WHAT IS EXPECTED: Copy every line of the entries below word for word, without changing anything.
* start *
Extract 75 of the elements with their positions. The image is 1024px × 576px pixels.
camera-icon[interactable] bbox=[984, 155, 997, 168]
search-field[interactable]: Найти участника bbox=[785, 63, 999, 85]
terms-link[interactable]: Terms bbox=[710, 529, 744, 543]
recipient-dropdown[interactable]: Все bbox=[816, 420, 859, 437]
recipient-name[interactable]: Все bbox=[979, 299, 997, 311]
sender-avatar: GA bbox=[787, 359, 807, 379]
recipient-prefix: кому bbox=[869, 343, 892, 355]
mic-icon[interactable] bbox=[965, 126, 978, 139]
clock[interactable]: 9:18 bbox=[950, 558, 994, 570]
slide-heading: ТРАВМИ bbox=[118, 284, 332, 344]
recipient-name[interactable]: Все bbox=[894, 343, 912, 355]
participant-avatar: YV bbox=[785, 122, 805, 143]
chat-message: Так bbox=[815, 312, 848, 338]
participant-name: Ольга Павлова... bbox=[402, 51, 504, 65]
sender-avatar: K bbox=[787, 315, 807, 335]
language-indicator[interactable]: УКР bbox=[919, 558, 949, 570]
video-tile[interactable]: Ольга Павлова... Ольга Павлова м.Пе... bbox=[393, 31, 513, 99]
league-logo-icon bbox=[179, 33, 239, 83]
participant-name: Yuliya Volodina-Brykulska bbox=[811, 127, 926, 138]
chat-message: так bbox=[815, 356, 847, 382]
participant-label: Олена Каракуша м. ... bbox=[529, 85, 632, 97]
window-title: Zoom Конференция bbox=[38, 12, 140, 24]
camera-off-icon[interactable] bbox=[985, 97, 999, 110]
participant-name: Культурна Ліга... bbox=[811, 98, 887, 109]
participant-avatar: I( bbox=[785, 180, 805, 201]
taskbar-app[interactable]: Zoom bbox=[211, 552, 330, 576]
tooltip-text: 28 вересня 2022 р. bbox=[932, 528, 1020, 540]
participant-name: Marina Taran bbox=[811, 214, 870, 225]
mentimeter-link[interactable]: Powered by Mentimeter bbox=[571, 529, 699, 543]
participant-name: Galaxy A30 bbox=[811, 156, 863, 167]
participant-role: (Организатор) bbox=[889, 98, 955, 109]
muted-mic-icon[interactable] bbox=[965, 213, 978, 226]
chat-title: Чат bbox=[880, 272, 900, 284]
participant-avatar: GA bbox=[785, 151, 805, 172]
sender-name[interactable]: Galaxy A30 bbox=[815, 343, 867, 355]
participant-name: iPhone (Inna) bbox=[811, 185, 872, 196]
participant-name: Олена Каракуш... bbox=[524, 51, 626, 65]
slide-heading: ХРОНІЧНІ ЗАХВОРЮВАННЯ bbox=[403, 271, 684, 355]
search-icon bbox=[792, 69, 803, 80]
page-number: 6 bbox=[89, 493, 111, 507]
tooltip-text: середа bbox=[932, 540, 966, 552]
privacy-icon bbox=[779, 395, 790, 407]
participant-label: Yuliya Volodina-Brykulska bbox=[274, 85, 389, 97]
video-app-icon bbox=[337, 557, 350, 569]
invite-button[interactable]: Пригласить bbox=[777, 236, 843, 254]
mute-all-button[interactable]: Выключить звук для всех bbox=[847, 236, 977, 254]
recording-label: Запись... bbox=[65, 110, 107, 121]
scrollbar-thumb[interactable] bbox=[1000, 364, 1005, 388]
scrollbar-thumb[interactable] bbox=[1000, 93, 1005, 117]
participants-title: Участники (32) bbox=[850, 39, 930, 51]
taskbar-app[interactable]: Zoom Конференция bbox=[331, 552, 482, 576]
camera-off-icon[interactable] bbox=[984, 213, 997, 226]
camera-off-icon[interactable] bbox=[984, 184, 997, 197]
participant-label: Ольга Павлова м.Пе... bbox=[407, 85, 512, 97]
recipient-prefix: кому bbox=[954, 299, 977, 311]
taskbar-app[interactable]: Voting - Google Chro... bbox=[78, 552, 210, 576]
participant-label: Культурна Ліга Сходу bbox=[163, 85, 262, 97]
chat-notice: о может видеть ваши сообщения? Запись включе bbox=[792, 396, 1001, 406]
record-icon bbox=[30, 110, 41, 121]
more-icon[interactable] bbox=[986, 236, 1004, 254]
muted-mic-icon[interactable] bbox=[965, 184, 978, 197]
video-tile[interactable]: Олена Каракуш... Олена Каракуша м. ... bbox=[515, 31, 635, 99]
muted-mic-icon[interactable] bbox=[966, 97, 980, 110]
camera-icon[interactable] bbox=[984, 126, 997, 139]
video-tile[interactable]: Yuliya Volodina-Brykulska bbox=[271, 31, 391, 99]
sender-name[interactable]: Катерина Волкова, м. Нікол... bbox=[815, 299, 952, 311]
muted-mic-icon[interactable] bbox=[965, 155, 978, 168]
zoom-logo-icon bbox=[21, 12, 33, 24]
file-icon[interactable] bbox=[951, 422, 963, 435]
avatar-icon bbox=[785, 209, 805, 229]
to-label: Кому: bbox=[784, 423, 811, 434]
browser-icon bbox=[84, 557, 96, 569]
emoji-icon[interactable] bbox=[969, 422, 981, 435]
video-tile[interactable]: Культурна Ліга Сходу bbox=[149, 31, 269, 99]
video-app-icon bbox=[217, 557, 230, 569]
* end *
TASK ANSWER:
Extract 75 of the elements with their positions. The image is 1024px × 576px pixels.
camera-icon[interactable] bbox=[984, 155, 997, 168]
search-field[interactable]: Найти участника bbox=[785, 63, 999, 85]
terms-link[interactable]: Terms bbox=[710, 529, 744, 543]
recipient-dropdown[interactable]: Все bbox=[816, 420, 859, 437]
recipient-name[interactable]: Все bbox=[979, 299, 997, 311]
sender-avatar: GA bbox=[787, 359, 807, 379]
recipient-prefix: кому bbox=[869, 343, 892, 355]
mic-icon[interactable] bbox=[965, 126, 978, 139]
clock[interactable]: 9:18 bbox=[950, 558, 994, 570]
slide-heading: ТРАВМИ bbox=[118, 284, 332, 344]
recipient-name[interactable]: Все bbox=[894, 343, 912, 355]
participant-avatar: YV bbox=[785, 122, 805, 143]
chat-message: Так bbox=[815, 312, 848, 338]
participant-name: Ольга Павлова... bbox=[402, 51, 504, 65]
sender-avatar: K bbox=[787, 315, 807, 335]
language-indicator[interactable]: УКР bbox=[919, 558, 949, 570]
video-tile[interactable]: Ольга Павлова... Ольга Павлова м.Пе... bbox=[393, 31, 513, 99]
league-logo-icon bbox=[179, 33, 239, 83]
participant-name: Yuliya Volodina-Brykulska bbox=[811, 127, 926, 138]
chat-message: так bbox=[815, 356, 847, 382]
participant-label: Олена Каракуша м. ... bbox=[529, 85, 632, 97]
window-title: Zoom Конференция bbox=[38, 12, 140, 24]
camera-off-icon[interactable] bbox=[985, 97, 999, 110]
participant-name: Культурна Ліга... bbox=[811, 98, 887, 109]
participant-avatar: I( bbox=[785, 180, 805, 201]
taskbar-app[interactable]: Zoom bbox=[211, 552, 330, 576]
tooltip-text: 28 вересня 2022 р. bbox=[932, 528, 1020, 540]
participant-name: Marina Taran bbox=[811, 214, 870, 225]
mentimeter-link[interactable]: Powered by Mentimeter bbox=[571, 529, 699, 543]
participant-name: Galaxy A30 bbox=[811, 156, 863, 167]
participant-role: (Организатор) bbox=[889, 98, 955, 109]
muted-mic-icon[interactable] bbox=[965, 213, 978, 226]
chat-title: Чат bbox=[880, 272, 900, 284]
participant-avatar: GA bbox=[785, 151, 805, 172]
sender-name[interactable]: Galaxy A30 bbox=[815, 343, 867, 355]
participant-name: iPhone (Inna) bbox=[811, 185, 872, 196]
participant-name: Олена Каракуш... bbox=[524, 51, 626, 65]
slide-heading: ХРОНІЧНІ ЗАХВОРЮВАННЯ bbox=[403, 271, 684, 355]
search-icon bbox=[792, 69, 803, 80]
page-number: 6 bbox=[89, 493, 111, 507]
tooltip-text: середа bbox=[932, 540, 966, 552]
privacy-icon bbox=[779, 395, 790, 407]
participant-label: Yuliya Volodina-Brykulska bbox=[274, 85, 389, 97]
video-app-icon bbox=[337, 557, 350, 569]
invite-button[interactable]: Пригласить bbox=[777, 236, 843, 254]
mute-all-button[interactable]: Выключить звук для всех bbox=[847, 236, 977, 254]
recording-label: Запись... bbox=[65, 110, 107, 121]
scrollbar-thumb[interactable] bbox=[1000, 364, 1005, 388]
scrollbar-thumb[interactable] bbox=[1000, 93, 1005, 117]
participants-title: Участники (32) bbox=[850, 39, 930, 51]
taskbar-app[interactable]: Zoom Конференция bbox=[331, 552, 482, 576]
camera-off-icon[interactable] bbox=[984, 213, 997, 226]
camera-off-icon[interactable] bbox=[984, 184, 997, 197]
participant-label: Ольга Павлова м.Пе... bbox=[407, 85, 512, 97]
recipient-prefix: кому bbox=[954, 299, 977, 311]
taskbar-app[interactable]: Voting - Google Chro... bbox=[78, 552, 210, 576]
participant-label: Культурна Ліга Сходу bbox=[163, 85, 262, 97]
chat-notice: о может видеть ваши сообщения? Запись включе bbox=[792, 396, 1001, 406]
record-icon bbox=[30, 110, 41, 121]
more-icon[interactable] bbox=[986, 236, 1004, 254]
muted-mic-icon[interactable] bbox=[965, 184, 978, 197]
video-tile[interactable]: Олена Каракуш... Олена Каракуша м. ... bbox=[515, 31, 635, 99]
muted-mic-icon[interactable] bbox=[966, 97, 980, 110]
camera-icon[interactable] bbox=[984, 126, 997, 139]
video-tile[interactable]: Yuliya Volodina-Brykulska bbox=[271, 31, 391, 99]
sender-name[interactable]: Катерина Волкова, м. Нікол... bbox=[815, 299, 952, 311]
muted-mic-icon[interactable] bbox=[965, 155, 978, 168]
zoom-logo-icon bbox=[21, 12, 33, 24]
file-icon[interactable] bbox=[951, 422, 963, 435]
avatar-icon bbox=[785, 209, 805, 229]
to-label: Кому: bbox=[784, 423, 811, 434]
browser-icon bbox=[84, 557, 96, 569]
emoji-icon[interactable] bbox=[969, 422, 981, 435]
video-tile[interactable]: Культурна Ліга Сходу bbox=[149, 31, 269, 99]
video-app-icon bbox=[217, 557, 230, 569]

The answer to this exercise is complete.